● TEXTE DE LECTURE:
Diffusion internationale

Une fiche «Trésors en promotion de la santé» a été réalisée pour le REFIPS (Réseau international de promotion de la santé ), qui présente la dynamique de l’opération, ses atouts et ses défis.
Au niveau européen, l’opération et ses outils ont été brièvement présentés en réunion du groupe «Nutrition en milieu scolaire » du Conseil de l’Europe en mai 2002.
Avec le Conseil de l’Europe, ce groupe a organisé à Strasbourg en novembre 2003 et en partenariat avec l’OMS-Europe et le Réseau Européen des Ecoles en Santé, un colloque sur ce thème réunissant près de 300 représentants de 45 pays. L’asbl Cordes y a participé activement en représentation de la Communauté française. Un point d’orgue lors de ce colloque fut à notre avis la présentation par deux représentants de l’association de parents de l’école «Clair Vivre» à Evere (Bruxelles), d’un brillant exposé en plénière illustrant leur démarche et stratégies pour mobiliser l’école. Après de nombreuses concertations, le groupe «Santé et environnement» de cette école a réalisé une enquête auprès des parents et des enseignants. Elle a mobilisé des partenaires, interpellé les décideurs et acteurs concernés en se revendiquant de l’opération «A table les cartables» sans toutefois concrétiser officiellement la procédure d’adhésion.

● CONSIGNE ÉCRITE 1: Veuillez recopier à l'identique le passage du texte sur la diffusion internationale situé entre "Diffusion internationale" et "et ses défis.", ces deux extrémités comprises.
● CONSIGNE ÉCRITE 2: D'après le texte sur la diffusion internationale, combien de représentants et de pays le colloque de Strasbourg de novembre 2003 a-t-il réunis ?
La liste ci-dessous provient d'une autre source.

● EXTRAIT DE DONNÉES:
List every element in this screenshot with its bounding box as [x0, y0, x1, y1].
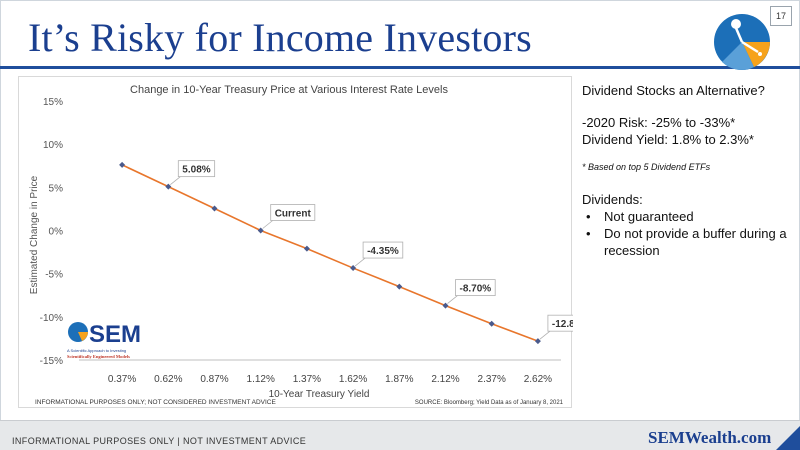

● RÉPONSE 1:
Diffusion internationale

Une fiche «Trésors en promotion de la santé» a été réalisée pour le REFIPS (Réseau international de promotion de la santé ), qui présente la dynamique de l’opération, ses atouts et ses défis.

● RÉPONSE 2: Près de 300 représentants de 45 pays.